#### Instructions for the task:
Locate the word "Caltagirone" in the data below, then copy every line that holds it.

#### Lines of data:
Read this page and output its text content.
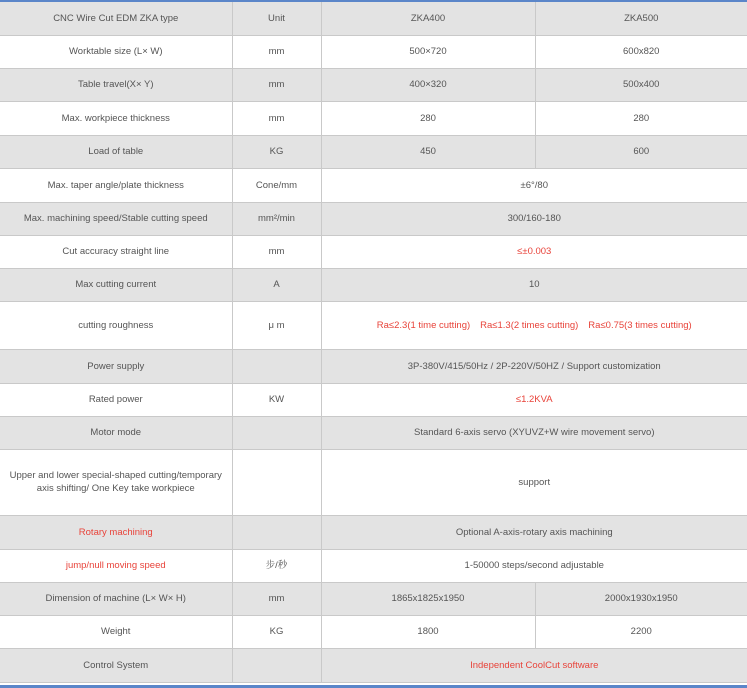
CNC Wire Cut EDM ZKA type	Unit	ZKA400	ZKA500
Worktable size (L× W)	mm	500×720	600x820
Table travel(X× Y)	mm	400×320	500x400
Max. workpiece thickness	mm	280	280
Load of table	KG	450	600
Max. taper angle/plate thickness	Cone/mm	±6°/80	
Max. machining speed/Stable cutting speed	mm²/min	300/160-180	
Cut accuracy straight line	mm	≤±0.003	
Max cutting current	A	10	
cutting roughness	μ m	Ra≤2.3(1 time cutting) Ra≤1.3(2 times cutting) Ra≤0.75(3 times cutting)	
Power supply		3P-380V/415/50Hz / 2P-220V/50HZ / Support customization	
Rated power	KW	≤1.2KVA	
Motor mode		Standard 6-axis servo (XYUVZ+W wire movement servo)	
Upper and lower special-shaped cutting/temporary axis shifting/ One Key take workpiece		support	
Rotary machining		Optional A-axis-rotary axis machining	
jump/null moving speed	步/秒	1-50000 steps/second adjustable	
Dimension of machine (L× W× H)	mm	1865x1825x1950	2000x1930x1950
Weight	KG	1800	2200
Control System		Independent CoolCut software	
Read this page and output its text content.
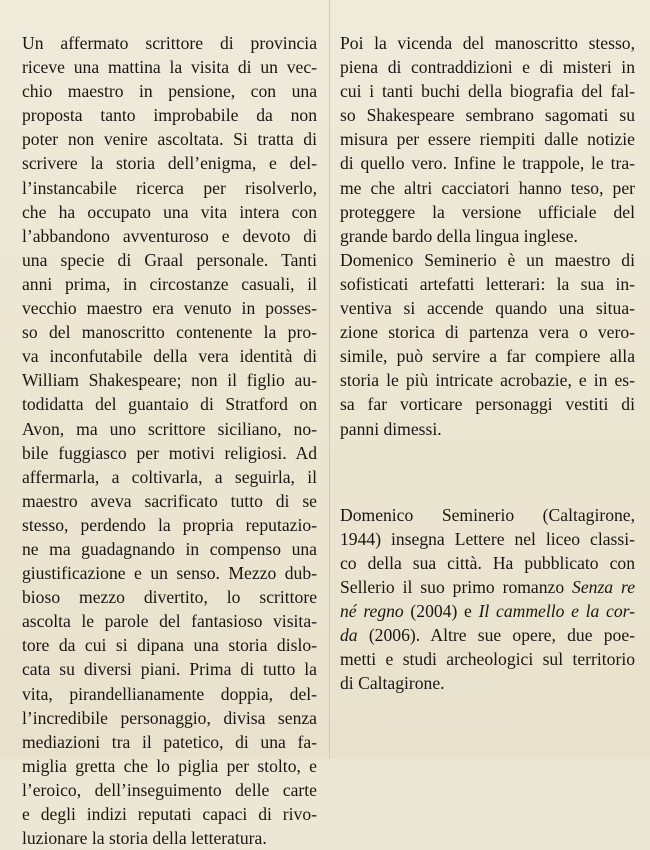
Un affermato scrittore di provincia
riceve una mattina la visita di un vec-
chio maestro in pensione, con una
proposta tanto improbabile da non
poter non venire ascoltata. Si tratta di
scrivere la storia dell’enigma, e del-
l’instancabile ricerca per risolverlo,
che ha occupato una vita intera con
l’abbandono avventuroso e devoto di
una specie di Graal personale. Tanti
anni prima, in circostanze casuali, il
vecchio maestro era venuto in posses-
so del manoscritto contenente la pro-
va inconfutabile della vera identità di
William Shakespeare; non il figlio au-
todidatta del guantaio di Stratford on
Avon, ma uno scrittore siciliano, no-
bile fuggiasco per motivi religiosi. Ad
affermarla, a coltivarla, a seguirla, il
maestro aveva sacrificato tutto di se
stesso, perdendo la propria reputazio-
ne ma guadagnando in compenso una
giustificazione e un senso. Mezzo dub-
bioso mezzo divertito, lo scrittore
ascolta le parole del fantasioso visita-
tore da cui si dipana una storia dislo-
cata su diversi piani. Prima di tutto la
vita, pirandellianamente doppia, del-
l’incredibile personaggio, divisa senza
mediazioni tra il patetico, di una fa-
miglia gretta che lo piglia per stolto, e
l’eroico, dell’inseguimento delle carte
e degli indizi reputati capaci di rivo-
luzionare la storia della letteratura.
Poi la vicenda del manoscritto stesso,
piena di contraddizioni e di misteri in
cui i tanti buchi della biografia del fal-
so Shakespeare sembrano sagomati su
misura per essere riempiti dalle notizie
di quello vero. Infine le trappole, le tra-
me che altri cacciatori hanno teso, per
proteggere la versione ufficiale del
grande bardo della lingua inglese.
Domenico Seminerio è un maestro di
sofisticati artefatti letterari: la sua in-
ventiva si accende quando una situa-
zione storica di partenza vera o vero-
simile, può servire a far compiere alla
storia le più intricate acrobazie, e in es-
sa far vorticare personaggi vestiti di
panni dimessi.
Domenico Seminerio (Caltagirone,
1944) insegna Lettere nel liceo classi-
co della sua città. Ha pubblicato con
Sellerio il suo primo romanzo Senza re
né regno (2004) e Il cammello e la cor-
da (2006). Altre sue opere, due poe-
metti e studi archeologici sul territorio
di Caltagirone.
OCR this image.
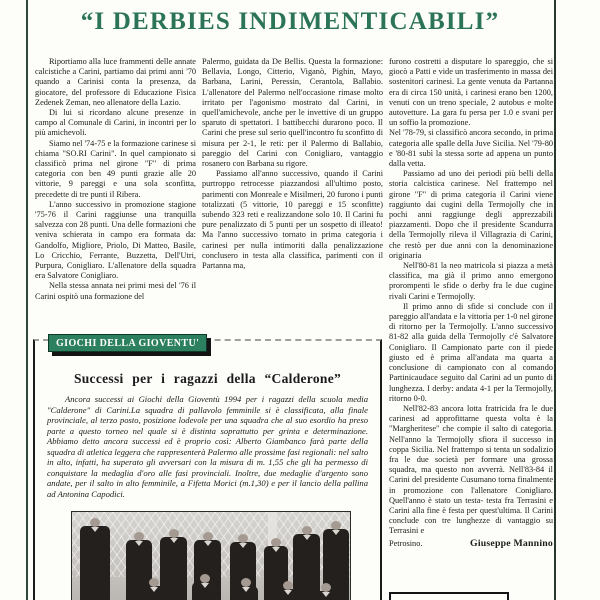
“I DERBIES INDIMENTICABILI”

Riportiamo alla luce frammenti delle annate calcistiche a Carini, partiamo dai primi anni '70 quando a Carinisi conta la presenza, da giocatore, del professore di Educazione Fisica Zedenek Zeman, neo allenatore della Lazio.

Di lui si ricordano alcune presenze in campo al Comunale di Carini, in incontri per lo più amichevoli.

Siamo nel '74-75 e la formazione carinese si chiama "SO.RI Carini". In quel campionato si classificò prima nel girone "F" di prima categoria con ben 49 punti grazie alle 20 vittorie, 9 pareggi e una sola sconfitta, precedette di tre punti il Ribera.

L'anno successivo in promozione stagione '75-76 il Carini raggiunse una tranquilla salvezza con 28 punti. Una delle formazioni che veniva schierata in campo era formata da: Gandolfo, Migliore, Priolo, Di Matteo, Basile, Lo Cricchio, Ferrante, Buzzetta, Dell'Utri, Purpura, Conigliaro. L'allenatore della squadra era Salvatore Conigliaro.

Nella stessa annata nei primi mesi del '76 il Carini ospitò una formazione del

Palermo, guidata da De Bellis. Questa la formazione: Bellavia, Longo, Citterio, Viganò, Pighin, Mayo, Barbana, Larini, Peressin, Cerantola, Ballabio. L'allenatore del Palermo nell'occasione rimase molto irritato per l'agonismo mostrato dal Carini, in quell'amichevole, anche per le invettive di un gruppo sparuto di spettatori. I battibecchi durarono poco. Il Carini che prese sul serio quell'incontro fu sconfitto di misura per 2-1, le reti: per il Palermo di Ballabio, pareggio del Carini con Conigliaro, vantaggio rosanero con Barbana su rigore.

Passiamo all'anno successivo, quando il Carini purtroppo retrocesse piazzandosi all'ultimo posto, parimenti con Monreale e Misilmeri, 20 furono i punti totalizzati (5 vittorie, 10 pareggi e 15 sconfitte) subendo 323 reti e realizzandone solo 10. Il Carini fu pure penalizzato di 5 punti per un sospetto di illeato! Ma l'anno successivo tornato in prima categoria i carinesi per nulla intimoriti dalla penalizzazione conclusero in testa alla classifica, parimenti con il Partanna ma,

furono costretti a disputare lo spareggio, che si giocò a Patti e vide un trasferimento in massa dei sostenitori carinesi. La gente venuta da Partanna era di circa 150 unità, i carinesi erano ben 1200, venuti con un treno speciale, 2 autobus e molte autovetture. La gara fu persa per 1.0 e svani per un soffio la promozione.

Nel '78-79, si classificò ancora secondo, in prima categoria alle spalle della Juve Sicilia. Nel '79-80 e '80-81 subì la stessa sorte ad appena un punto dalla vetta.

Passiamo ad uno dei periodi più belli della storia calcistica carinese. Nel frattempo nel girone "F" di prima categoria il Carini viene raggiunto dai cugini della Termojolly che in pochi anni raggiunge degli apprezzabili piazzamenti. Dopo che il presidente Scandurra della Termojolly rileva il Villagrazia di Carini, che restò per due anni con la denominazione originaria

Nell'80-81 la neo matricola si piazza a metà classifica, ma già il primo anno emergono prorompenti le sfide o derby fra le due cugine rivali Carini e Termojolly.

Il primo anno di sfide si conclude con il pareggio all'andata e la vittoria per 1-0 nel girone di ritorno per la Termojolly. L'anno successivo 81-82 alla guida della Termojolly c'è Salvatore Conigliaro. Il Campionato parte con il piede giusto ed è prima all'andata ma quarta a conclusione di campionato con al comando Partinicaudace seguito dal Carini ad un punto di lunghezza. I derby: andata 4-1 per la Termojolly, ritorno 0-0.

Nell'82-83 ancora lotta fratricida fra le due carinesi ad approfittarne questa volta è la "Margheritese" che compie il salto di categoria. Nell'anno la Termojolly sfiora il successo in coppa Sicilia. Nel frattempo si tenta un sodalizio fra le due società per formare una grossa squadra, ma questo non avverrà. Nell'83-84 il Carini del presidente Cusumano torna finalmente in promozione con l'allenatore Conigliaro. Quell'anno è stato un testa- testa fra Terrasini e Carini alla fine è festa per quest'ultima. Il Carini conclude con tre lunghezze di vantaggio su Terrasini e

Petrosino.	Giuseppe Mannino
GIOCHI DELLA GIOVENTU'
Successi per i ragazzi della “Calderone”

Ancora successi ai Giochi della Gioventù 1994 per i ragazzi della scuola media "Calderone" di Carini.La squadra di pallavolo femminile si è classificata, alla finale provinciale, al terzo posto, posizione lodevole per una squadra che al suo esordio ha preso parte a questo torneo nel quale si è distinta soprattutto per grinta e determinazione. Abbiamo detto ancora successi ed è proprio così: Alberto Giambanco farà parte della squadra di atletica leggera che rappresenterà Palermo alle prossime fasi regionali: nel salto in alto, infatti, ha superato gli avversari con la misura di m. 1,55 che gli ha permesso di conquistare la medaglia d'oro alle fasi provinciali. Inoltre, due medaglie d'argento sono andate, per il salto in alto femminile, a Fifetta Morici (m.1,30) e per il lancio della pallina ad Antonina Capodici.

#### Solution for this problem:
Domenico Seminerio (Caltagirone,
di Caltagirone.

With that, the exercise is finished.